• _What the task requires_: Gather the lines from the material that contain "necessary".

• _Data shown_:

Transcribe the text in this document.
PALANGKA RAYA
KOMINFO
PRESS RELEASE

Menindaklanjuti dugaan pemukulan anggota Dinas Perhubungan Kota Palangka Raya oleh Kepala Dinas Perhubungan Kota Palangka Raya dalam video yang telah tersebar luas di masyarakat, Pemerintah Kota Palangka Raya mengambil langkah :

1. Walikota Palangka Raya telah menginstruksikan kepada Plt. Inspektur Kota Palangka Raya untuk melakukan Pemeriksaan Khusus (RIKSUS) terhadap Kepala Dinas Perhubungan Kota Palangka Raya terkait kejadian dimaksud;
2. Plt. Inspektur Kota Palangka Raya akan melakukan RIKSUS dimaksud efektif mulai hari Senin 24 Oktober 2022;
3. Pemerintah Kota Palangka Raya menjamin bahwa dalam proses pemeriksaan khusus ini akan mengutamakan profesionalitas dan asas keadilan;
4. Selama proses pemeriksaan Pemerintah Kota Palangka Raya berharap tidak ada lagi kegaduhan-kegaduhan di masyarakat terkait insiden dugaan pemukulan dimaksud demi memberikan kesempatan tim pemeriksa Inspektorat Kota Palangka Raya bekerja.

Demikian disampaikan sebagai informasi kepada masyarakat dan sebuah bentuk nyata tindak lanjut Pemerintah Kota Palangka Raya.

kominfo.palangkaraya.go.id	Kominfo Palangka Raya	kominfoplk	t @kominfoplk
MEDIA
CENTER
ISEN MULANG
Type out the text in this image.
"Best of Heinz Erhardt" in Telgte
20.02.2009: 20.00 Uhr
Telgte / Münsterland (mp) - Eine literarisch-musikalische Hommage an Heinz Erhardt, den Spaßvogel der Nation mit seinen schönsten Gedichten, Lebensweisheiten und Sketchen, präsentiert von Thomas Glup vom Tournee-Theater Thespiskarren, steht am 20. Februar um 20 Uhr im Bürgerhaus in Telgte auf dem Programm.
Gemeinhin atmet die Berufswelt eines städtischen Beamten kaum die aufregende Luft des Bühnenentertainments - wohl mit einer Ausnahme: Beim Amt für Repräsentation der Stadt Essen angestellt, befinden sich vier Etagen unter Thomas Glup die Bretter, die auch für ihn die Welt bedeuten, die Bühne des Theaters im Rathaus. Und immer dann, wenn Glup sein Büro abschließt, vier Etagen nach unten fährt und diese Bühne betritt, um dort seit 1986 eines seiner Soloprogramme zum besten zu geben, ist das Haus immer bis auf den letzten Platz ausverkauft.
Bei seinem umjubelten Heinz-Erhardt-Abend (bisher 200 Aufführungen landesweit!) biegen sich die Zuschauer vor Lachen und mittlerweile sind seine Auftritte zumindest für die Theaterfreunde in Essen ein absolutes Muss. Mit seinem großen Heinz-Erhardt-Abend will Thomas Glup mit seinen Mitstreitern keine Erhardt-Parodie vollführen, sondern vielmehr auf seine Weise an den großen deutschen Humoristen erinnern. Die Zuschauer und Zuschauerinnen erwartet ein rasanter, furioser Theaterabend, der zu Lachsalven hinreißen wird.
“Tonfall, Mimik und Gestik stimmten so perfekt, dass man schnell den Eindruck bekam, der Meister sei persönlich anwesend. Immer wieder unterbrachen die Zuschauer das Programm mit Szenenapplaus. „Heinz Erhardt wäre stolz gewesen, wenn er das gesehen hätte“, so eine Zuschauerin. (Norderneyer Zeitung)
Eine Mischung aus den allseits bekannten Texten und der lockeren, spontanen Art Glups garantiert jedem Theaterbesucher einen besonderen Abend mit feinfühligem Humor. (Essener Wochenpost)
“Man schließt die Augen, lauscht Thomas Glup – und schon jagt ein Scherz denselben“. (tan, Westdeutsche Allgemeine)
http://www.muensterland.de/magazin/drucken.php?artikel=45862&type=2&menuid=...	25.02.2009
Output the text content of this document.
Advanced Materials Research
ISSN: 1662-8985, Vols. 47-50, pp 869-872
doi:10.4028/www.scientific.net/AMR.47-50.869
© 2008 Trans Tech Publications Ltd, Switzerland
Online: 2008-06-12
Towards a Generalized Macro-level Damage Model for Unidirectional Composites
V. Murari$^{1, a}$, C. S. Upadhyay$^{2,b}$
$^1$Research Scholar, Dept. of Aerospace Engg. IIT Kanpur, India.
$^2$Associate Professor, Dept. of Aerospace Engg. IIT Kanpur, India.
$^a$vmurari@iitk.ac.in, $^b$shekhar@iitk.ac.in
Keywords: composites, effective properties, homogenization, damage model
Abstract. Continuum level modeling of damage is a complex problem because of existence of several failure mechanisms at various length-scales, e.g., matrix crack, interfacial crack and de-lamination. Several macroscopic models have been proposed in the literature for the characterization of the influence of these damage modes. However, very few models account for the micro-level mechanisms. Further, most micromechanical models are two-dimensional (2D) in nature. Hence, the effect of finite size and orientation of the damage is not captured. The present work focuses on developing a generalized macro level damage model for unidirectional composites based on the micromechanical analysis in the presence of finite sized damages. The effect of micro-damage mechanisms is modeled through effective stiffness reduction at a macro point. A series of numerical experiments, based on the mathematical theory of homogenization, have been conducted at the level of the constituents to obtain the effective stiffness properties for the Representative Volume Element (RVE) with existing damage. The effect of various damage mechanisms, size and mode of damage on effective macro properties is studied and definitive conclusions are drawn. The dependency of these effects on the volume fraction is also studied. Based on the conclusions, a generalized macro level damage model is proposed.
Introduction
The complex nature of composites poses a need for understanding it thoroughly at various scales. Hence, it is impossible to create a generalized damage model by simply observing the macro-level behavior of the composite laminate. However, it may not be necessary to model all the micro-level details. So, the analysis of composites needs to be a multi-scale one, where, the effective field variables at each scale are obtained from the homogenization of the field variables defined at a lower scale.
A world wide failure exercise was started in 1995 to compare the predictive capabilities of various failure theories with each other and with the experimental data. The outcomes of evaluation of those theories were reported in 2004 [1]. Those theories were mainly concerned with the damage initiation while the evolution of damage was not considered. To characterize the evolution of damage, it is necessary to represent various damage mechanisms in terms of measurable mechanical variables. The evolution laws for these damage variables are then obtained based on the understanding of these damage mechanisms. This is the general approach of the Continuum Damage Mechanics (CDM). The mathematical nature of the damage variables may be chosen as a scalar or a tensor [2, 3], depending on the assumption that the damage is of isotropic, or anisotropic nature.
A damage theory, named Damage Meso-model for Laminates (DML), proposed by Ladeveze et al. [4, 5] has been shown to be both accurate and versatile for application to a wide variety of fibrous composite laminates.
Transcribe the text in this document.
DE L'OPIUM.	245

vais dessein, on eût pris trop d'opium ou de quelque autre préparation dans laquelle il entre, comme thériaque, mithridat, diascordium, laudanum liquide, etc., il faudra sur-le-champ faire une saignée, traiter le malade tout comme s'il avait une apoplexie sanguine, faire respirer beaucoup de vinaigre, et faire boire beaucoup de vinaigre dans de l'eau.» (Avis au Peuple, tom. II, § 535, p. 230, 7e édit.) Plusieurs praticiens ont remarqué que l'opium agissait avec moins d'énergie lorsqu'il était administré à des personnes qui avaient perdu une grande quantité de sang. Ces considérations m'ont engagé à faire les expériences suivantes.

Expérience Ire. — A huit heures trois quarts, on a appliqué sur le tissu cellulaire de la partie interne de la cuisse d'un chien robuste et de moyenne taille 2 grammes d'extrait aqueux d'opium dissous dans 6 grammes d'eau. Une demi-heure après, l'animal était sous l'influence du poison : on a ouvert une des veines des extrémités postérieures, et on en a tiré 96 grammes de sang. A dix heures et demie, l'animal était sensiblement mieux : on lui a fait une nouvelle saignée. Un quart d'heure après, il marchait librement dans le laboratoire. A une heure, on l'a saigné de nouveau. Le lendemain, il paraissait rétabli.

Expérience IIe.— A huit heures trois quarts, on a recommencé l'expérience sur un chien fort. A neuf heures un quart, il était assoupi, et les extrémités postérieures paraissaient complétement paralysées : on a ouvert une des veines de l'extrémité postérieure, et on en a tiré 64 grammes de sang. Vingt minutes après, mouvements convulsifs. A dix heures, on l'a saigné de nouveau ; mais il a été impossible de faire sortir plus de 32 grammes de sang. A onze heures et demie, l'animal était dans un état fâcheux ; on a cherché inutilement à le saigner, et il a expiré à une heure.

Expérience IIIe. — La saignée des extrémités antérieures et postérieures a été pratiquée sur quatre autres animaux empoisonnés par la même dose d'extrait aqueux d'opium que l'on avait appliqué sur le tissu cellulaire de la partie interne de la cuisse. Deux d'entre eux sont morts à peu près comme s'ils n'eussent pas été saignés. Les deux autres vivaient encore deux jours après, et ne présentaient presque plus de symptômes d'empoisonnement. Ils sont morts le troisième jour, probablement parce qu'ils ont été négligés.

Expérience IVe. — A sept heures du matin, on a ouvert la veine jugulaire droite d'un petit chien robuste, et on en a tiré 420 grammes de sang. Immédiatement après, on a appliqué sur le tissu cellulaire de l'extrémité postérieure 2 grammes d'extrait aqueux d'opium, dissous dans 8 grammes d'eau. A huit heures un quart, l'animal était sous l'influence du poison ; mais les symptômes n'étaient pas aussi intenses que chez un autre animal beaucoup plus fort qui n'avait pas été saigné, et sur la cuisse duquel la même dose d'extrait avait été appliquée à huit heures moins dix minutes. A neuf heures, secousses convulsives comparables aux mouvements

• _Task output_:
The complex nature of composites poses a need for understanding it thoroughly at various scales. Hence, it is impossible to create a generalized damage model by simply observing the macro-level behavior of the composite laminate. However, it may not be necessary to model all the micro-level details. So, the analysis of composites needs to be a multi-scale one, where, the effective field variables at each scale are obtained from the homogenization of the field variables defined at a lower scale.
A world wide failure exercise was started in 1995 to compare the predictive capabilities of various failure theories with each other and with the experimental data. The outcomes of evaluation of those theories were reported in 2004 [1]. Those theories were mainly concerned with the damage initiation while the evolution of damage was not considered. To characterize the evolution of damage, it is necessary to represent various damage mechanisms in terms of measurable mechanical variables. The evolution laws for these damage variables are then obtained based on the understanding of these damage mechanisms. This is the general approach of the Continuum Damage Mechanics (CDM). The mathematical nature of the damage variables may be chosen as a scalar or a tensor [2, 3], depending on the assumption that the damage is of isotropic, or anisotropic nature.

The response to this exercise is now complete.